(Entries with figure data)

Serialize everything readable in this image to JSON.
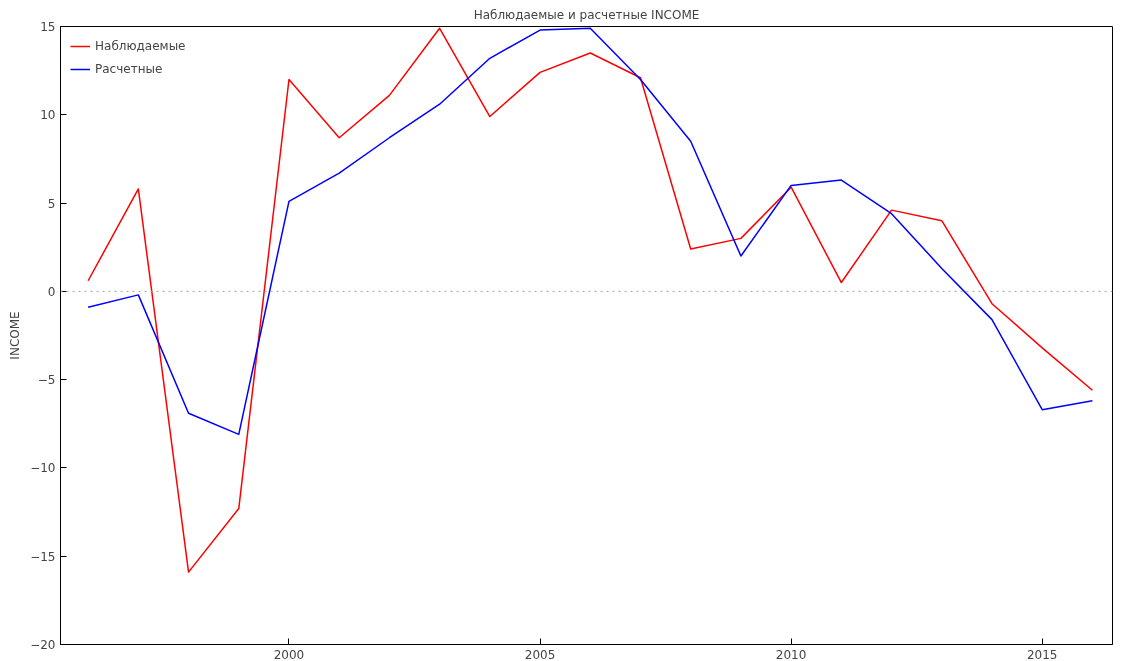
{
  "chart_data": {
    "type": "line",
    "title": "Наблюдаемые и расчетные INCOME",
    "ylabel": "INCOME",
    "x": [
      1996,
      1997,
      1998,
      1999,
      2000,
      2001,
      2002,
      2003,
      2004,
      2005,
      2006,
      2007,
      2008,
      2009,
      2010,
      2011,
      2012,
      2013,
      2014,
      2015,
      2016
    ],
    "series": [
      {
        "name": "Наблюдаемые",
        "color": "#ff0000",
        "values": [
          0.6,
          5.8,
          -15.9,
          -12.3,
          12.0,
          8.7,
          11.1,
          14.9,
          9.9,
          12.4,
          13.5,
          12.1,
          2.4,
          3.0,
          5.9,
          0.5,
          4.6,
          4.0,
          -0.7,
          -3.2,
          -5.6
        ]
      },
      {
        "name": "Расчетные",
        "color": "#0000ff",
        "values": [
          -0.9,
          -0.2,
          -6.9,
          -8.1,
          5.1,
          6.7,
          8.7,
          10.6,
          13.2,
          14.8,
          14.9,
          12.0,
          8.5,
          2.0,
          6.0,
          6.3,
          4.4,
          1.3,
          -1.6,
          -6.7,
          -6.2
        ]
      }
    ],
    "xlim": [
      1995.45,
      2016.4
    ],
    "xticks": [
      2000,
      2005,
      2010,
      2015
    ],
    "ylim": [
      -20,
      15
    ],
    "yticks": [
      -20,
      -15,
      -10,
      -5,
      0,
      5,
      10,
      15
    ],
    "ref_lines": [
      {
        "axis": "y",
        "value": 0,
        "color": "#a0a0a0",
        "line_style": "dotted"
      }
    ],
    "grid": false,
    "legend": "top left",
    "marker": "none",
    "line_style": "solid"
  }
}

**What to work on**
Copy out each record shown above without alteration, skipping any picture.

**Response**
Serialize everything readable in this image to JSON.
{
  "chart_data": {
    "type": "line",
    "title": "Наблюдаемые и расчетные INCOME",
    "ylabel": "INCOME",
    "x": [
      1996,
      1997,
      1998,
      1999,
      2000,
      2001,
      2002,
      2003,
      2004,
      2005,
      2006,
      2007,
      2008,
      2009,
      2010,
      2011,
      2012,
      2013,
      2014,
      2015,
      2016
    ],
    "series": [
      {
        "name": "Наблюдаемые",
        "color": "#ff0000",
        "values": [
          0.6,
          5.8,
          -15.9,
          -12.3,
          12.0,
          8.7,
          11.1,
          14.9,
          9.9,
          12.4,
          13.5,
          12.1,
          2.4,
          3.0,
          5.9,
          0.5,
          4.6,
          4.0,
          -0.7,
          -3.2,
          -5.6
        ]
      },
      {
        "name": "Расчетные",
        "color": "#0000ff",
        "values": [
          -0.9,
          -0.2,
          -6.9,
          -8.1,
          5.1,
          6.7,
          8.7,
          10.6,
          13.2,
          14.8,
          14.9,
          12.0,
          8.5,
          2.0,
          6.0,
          6.3,
          4.4,
          1.3,
          -1.6,
          -6.7,
          -6.2
        ]
      }
    ],
    "xlim": [
      1995.45,
      2016.4
    ],
    "xticks": [
      2000,
      2005,
      2010,
      2015
    ],
    "ylim": [
      -20,
      15
    ],
    "yticks": [
      -20,
      -15,
      -10,
      -5,
      0,
      5,
      10,
      15
    ],
    "ref_lines": [
      {
        "axis": "y",
        "value": 0,
        "color": "#a0a0a0",
        "line_style": "dotted"
      }
    ],
    "grid": false,
    "legend": "top left",
    "marker": "none",
    "line_style": "solid"
  }
}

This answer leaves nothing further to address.